Re: [PATCH] rcutorture: Avoid problematic critical section nesting on RT

From: Paul E. McKenney
Date: Thu Aug 19 2021 - 14:20:37 EST


On Thu, Aug 19, 2021 at 05:47:08PM +0200, Sebastian Andrzej Siewior wrote:
> On 2021-08-19 17:39:29 [+0200], To Paul E. McKenney wrote:
> > up with following which I can explain:
> >
> > diff --git a/kernel/rcu/rcutorture.c b/kernel/rcu/rcutorture.c
> > index 40ef5417d9545..5c8b31b7eff03 100644
> > --- a/kernel/rcu/rcutorture.c
> > +++ b/kernel/rcu/rcutorture.c
> > @@ -1432,28 +1432,34 @@ static void rcutorture_one_extend(int *readstate, int newstate,
> > /* First, put new protection in place to avoid critical-section gap. */
> > if (statesnew & RCUTORTURE_RDR_BH)
> > local_bh_disable();
> > + if (statesnew & RCUTORTURE_RDR_RBH)
> > + rcu_read_lock_bh();
> > if (statesnew & RCUTORTURE_RDR_IRQ)
> > local_irq_disable();
> > if (statesnew & RCUTORTURE_RDR_PREEMPT)
> > preempt_disable();
> > - if (statesnew & RCUTORTURE_RDR_RBH)
> > - rcu_read_lock_bh();
> > if (statesnew & RCUTORTURE_RDR_SCHED)
> > rcu_read_lock_sched();
> > if (statesnew & RCUTORTURE_RDR_RCU)
> > idxnew = cur_ops->readlock() << RCUTORTURE_RDR_SHIFT;
>
> So the ordering in the enable and disable part regarding BH is
> important. First BH, then preemption or IRQ.

Set exercise 1:
Arrange the entries starting at the one containing "condition-item-4: 4. 法律、法规和规章规定不适合给予激励的情况。" and ending at the one containing "patentee-2-row: 第二专利权人： 签字或盖章" as a JSON list of strings, one string per line, with blank lines left out.

Available records:
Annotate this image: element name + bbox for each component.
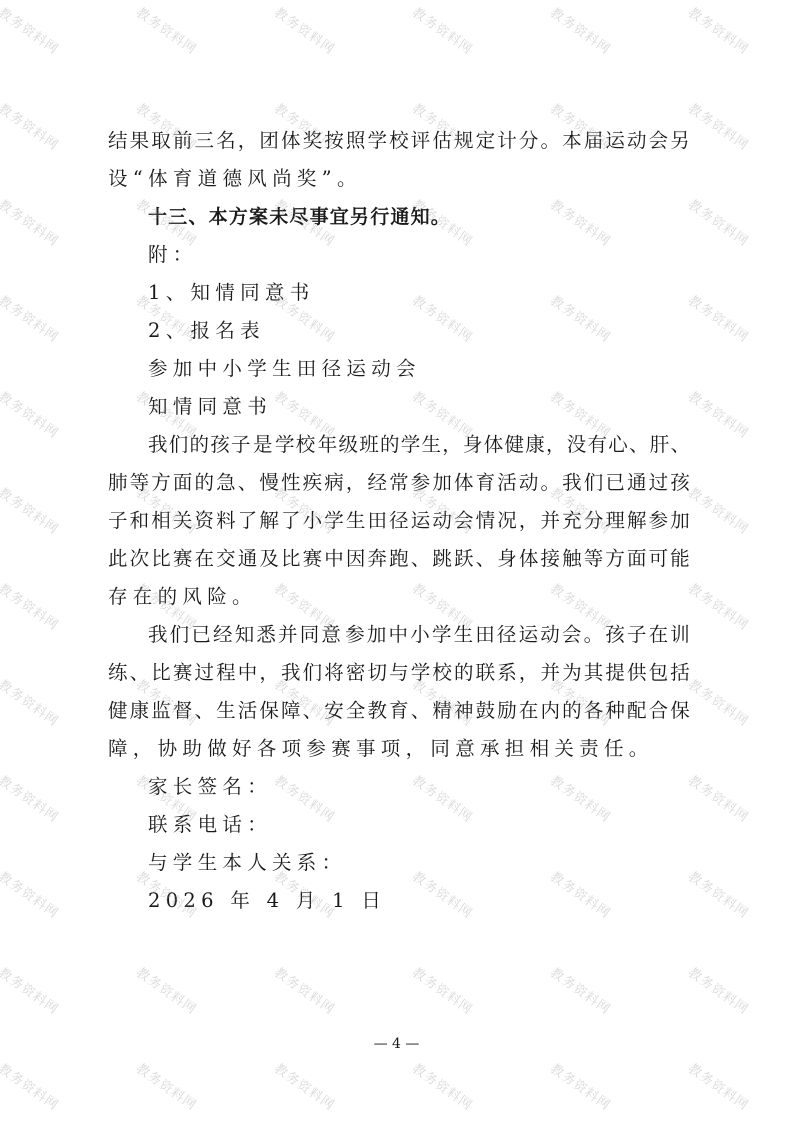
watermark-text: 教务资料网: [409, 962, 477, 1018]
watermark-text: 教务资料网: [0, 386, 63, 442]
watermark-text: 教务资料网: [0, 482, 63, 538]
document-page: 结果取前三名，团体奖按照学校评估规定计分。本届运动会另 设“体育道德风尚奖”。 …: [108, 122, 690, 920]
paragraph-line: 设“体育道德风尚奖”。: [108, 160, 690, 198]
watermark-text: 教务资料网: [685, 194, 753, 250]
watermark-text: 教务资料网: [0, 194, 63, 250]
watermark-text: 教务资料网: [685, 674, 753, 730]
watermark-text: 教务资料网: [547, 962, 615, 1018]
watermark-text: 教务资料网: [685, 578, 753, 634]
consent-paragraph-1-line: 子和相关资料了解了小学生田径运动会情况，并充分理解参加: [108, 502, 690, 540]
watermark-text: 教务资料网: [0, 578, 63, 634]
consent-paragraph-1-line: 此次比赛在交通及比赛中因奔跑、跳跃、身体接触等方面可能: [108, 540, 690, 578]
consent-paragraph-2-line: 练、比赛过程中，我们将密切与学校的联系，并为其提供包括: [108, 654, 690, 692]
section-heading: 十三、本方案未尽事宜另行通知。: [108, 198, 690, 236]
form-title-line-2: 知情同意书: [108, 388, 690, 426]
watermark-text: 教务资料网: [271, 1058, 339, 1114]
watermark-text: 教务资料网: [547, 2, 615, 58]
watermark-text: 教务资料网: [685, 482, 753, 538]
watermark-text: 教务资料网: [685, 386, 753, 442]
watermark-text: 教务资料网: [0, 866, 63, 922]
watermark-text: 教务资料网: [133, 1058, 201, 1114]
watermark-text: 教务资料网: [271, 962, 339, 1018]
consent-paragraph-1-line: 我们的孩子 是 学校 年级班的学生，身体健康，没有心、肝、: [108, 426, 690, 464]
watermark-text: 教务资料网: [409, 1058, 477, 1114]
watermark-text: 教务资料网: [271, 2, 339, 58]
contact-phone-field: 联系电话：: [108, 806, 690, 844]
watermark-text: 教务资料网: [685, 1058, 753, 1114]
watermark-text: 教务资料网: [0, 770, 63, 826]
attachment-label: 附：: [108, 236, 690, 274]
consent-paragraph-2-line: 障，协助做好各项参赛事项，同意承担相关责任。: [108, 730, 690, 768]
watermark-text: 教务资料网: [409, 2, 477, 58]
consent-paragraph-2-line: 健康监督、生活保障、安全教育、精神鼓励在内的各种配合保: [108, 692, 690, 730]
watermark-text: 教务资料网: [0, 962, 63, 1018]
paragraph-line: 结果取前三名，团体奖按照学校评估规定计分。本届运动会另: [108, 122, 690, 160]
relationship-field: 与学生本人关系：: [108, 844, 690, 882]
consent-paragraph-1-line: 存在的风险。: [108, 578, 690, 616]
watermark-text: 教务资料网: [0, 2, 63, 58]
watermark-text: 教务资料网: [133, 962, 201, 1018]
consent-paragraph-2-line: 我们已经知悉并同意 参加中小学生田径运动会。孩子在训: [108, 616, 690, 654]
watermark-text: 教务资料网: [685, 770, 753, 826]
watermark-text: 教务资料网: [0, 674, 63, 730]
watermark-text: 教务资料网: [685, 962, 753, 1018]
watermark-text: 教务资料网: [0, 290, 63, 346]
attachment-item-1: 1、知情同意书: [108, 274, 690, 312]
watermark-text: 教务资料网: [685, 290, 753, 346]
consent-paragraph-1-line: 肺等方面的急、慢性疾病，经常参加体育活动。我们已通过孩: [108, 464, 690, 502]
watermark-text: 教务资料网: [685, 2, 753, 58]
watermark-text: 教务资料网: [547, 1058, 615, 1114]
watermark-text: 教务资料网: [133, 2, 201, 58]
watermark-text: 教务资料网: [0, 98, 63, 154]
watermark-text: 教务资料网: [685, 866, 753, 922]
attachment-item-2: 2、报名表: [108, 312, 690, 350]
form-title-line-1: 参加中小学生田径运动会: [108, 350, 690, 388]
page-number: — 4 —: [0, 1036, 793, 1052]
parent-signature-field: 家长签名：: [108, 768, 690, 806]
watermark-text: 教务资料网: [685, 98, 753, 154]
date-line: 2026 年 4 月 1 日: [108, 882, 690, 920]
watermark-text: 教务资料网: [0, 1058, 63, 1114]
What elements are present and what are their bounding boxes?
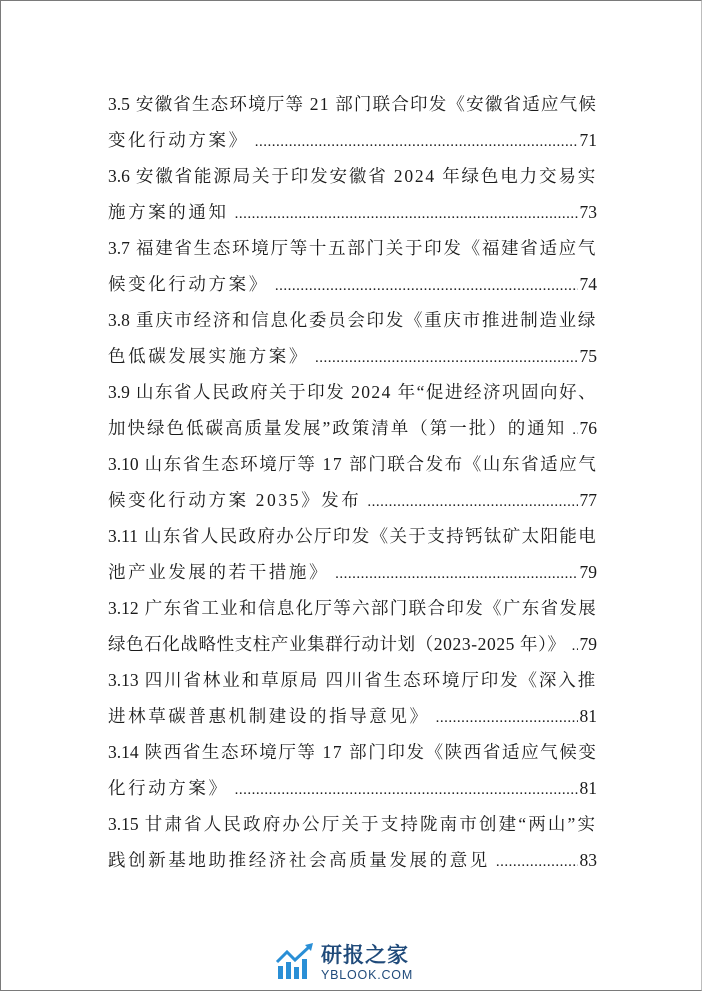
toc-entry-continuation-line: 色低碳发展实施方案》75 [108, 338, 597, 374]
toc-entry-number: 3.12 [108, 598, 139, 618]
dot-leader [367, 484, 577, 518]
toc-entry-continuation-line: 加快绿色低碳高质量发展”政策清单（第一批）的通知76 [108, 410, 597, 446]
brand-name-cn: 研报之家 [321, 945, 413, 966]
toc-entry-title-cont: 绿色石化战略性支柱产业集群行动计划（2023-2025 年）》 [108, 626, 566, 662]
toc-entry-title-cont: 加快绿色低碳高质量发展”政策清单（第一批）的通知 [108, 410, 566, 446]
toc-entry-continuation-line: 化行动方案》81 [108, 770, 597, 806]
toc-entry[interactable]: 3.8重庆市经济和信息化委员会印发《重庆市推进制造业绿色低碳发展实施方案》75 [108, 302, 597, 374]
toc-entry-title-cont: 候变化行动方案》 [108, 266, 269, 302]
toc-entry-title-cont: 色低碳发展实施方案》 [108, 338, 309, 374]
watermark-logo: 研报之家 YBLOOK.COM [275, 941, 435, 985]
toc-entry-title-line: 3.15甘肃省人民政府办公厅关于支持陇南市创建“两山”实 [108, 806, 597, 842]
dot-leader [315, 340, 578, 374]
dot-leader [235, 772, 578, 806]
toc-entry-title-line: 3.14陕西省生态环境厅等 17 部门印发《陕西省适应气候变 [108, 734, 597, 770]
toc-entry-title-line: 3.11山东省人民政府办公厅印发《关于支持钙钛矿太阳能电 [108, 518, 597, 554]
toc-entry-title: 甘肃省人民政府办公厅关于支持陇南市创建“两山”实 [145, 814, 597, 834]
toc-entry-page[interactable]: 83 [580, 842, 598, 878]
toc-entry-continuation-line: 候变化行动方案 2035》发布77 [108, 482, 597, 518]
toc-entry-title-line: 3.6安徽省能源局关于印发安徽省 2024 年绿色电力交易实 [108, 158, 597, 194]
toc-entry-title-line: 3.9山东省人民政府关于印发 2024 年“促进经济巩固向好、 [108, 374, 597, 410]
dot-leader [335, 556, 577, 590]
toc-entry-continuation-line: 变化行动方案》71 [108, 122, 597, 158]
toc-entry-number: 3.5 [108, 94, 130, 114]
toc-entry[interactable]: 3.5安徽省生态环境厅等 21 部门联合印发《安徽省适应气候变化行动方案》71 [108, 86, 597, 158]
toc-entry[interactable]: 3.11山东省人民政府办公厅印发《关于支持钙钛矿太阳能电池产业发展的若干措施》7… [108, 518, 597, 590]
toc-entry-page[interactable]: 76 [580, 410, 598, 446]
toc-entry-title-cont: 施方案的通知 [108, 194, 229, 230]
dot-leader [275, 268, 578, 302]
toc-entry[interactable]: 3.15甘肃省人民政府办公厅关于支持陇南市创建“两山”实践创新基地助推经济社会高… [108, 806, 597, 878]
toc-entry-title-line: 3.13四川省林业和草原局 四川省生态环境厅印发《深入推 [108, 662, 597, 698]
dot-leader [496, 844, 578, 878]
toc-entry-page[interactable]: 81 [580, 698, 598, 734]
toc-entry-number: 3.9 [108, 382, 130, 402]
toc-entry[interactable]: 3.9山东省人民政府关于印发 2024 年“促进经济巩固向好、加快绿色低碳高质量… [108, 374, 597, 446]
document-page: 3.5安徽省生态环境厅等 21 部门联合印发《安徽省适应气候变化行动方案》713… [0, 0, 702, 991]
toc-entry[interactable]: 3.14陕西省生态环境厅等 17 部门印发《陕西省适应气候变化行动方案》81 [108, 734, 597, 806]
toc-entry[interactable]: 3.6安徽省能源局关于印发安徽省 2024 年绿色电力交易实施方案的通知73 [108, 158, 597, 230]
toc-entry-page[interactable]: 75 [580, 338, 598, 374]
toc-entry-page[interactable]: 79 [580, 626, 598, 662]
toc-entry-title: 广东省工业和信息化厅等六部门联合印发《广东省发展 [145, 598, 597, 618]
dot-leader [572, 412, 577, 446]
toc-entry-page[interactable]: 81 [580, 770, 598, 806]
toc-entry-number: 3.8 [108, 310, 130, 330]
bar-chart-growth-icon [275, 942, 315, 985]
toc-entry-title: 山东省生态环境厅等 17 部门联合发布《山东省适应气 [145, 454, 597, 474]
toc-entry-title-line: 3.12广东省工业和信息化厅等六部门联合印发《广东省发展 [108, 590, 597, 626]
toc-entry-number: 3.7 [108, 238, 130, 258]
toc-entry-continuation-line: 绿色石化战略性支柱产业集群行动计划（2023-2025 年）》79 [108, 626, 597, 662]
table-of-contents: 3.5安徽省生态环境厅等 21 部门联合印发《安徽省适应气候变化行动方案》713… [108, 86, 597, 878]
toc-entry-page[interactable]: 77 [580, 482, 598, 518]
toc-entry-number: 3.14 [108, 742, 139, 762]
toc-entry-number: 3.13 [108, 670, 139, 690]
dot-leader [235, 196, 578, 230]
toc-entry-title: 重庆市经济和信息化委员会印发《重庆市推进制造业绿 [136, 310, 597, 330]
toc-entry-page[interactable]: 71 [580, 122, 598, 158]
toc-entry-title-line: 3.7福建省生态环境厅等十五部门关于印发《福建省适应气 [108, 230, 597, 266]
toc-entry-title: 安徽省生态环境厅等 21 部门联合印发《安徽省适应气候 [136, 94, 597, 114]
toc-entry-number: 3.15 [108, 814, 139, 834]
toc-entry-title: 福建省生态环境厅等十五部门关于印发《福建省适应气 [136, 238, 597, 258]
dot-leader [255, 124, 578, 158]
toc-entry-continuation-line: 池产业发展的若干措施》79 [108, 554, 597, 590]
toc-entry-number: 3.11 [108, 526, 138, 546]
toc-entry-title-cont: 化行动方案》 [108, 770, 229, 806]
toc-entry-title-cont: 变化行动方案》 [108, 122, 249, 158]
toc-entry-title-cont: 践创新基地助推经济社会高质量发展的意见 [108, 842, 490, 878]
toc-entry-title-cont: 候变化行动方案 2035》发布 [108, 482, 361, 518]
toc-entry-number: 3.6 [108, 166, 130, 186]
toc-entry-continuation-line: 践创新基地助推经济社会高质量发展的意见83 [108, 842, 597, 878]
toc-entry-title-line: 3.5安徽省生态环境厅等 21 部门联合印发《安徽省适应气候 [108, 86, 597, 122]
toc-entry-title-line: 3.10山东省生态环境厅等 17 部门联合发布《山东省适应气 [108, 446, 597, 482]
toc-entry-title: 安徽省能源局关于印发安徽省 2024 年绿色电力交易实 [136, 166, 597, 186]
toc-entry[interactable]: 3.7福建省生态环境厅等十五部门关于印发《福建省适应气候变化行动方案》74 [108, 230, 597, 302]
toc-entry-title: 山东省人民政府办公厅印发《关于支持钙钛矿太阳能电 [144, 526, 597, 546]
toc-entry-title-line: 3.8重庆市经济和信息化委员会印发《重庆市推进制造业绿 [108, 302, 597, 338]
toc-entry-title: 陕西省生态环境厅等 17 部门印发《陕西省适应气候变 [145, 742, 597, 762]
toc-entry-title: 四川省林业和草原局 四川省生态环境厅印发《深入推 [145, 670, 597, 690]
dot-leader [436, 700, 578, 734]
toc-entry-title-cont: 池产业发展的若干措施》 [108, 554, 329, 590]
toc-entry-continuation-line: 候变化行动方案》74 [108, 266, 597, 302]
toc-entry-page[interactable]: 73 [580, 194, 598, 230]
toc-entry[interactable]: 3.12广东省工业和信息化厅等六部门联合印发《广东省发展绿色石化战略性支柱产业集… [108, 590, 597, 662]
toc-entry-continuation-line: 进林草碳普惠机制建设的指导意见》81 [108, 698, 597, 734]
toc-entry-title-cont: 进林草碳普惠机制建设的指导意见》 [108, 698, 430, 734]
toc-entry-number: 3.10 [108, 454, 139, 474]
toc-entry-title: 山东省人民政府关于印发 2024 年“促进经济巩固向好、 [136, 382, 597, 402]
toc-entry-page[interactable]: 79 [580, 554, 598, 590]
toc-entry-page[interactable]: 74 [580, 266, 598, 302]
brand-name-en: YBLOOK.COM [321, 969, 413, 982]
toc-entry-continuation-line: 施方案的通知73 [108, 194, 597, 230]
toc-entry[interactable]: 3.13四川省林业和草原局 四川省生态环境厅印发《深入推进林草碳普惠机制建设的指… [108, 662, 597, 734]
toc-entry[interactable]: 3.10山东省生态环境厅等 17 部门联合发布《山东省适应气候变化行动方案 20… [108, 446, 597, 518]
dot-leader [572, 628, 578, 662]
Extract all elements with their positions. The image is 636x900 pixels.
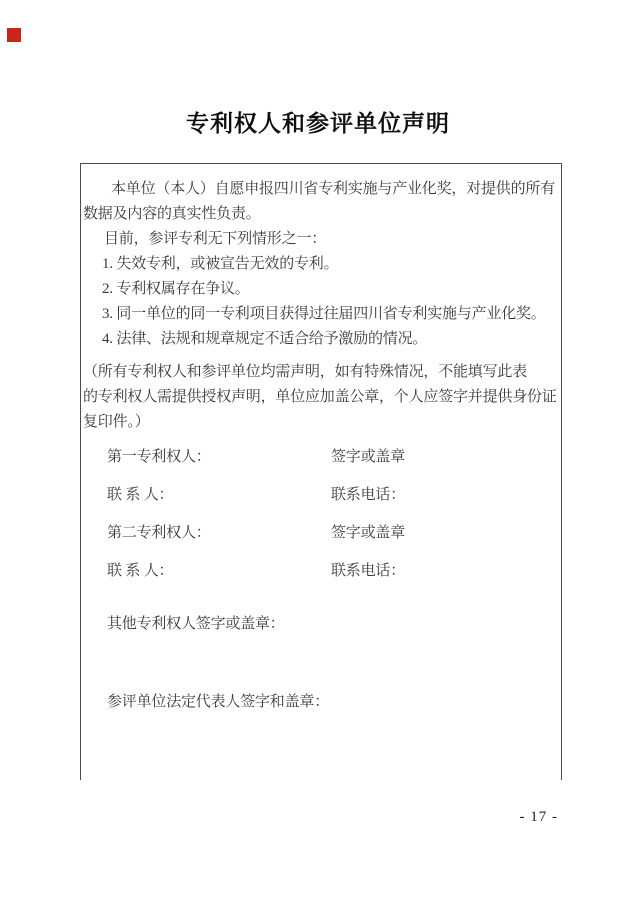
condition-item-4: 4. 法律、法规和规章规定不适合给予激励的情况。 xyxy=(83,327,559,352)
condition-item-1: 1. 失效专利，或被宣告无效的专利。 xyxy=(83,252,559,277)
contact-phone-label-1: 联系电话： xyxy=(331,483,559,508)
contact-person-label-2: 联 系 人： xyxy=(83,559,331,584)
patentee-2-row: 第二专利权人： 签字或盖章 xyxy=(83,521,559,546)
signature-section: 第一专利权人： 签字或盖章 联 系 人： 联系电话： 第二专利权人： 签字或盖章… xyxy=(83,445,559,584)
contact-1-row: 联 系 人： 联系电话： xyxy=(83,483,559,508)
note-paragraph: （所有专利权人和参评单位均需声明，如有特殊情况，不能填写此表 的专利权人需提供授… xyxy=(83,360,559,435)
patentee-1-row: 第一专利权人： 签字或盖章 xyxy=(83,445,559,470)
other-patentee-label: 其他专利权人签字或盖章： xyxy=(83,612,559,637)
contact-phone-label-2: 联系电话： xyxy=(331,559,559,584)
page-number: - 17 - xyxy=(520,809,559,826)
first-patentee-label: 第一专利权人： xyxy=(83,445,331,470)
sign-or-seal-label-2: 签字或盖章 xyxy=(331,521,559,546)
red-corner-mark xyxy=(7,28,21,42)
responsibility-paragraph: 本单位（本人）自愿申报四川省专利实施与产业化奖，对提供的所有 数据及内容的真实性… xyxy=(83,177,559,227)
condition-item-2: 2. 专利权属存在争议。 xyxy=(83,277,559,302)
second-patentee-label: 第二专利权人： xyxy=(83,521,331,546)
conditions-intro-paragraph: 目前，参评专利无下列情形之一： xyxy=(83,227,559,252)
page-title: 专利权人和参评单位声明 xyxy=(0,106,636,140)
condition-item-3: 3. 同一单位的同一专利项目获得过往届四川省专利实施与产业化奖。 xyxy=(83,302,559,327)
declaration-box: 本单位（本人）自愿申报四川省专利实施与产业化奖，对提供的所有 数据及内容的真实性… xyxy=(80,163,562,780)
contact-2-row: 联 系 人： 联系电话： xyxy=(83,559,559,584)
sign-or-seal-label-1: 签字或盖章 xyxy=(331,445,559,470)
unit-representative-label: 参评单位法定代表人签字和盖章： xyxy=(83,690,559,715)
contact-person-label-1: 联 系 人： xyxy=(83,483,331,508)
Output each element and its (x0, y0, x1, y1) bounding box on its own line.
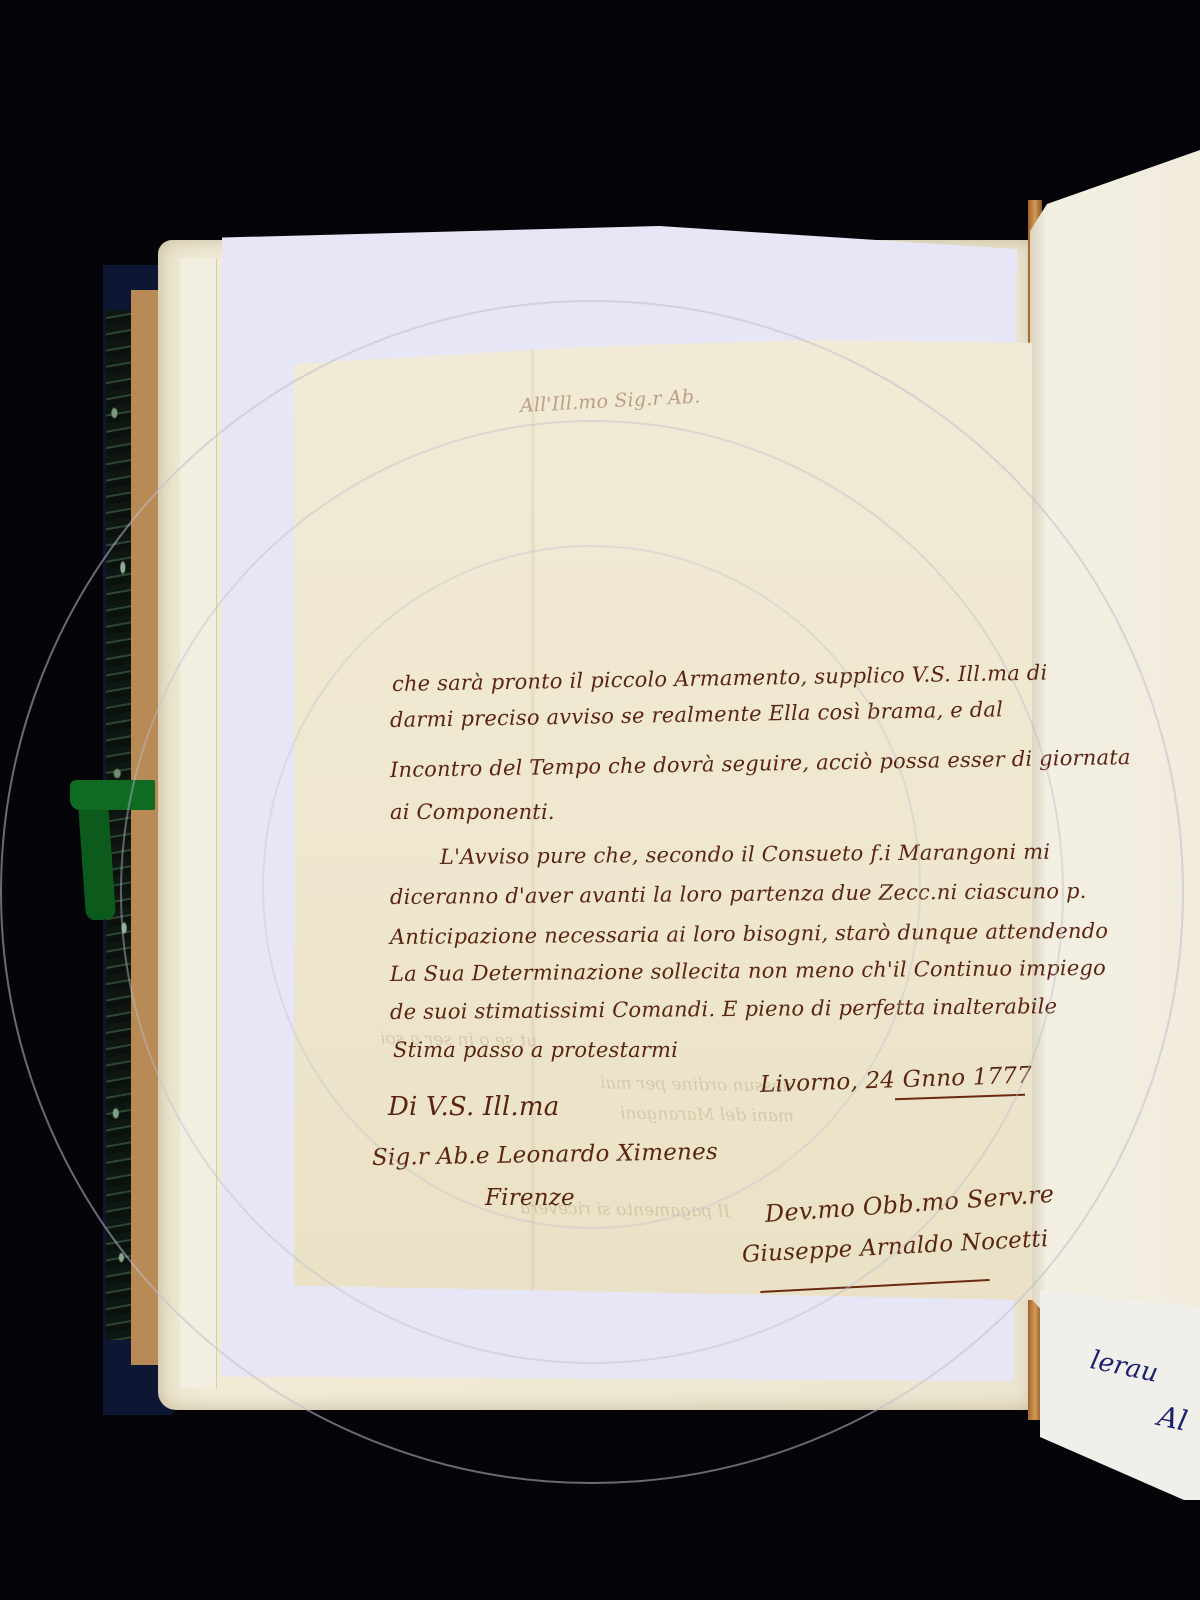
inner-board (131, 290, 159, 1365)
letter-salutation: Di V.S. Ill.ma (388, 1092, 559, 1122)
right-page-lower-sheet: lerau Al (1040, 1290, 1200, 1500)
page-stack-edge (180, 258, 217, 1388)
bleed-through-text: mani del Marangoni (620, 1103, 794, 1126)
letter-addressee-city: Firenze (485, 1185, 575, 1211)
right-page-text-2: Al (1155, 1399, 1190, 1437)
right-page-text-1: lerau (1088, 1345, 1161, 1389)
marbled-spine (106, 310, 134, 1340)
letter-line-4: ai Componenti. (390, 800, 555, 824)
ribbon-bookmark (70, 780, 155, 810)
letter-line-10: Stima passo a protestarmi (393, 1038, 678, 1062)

Set exercise 2:
In the rcutorture patch email, what order does the quoted reply give for BH relative to preemption or IRQ?

Correct output 1:
[
  "condition-item-4: 4. 法律、法规和规章规定不适合给予激励的情况。 xyxy=(83,327,559,352)",
  "condition-item-1: 1. 失效专利，或被宣告无效的专利。 xyxy=(83,252,559,277)",
  "contact-phone-label-1: 联系电话： xyxy=(331,483,559,508)",
  "contact-person-label-2: 联 系 人： xyxy=(83,559,331,584)",
  "patentee-2-row: 第二专利权人： 签字或盖章 xyxy=(83,521,559,546)"
]

Correct output 2:
BH first, then preemption or IRQ.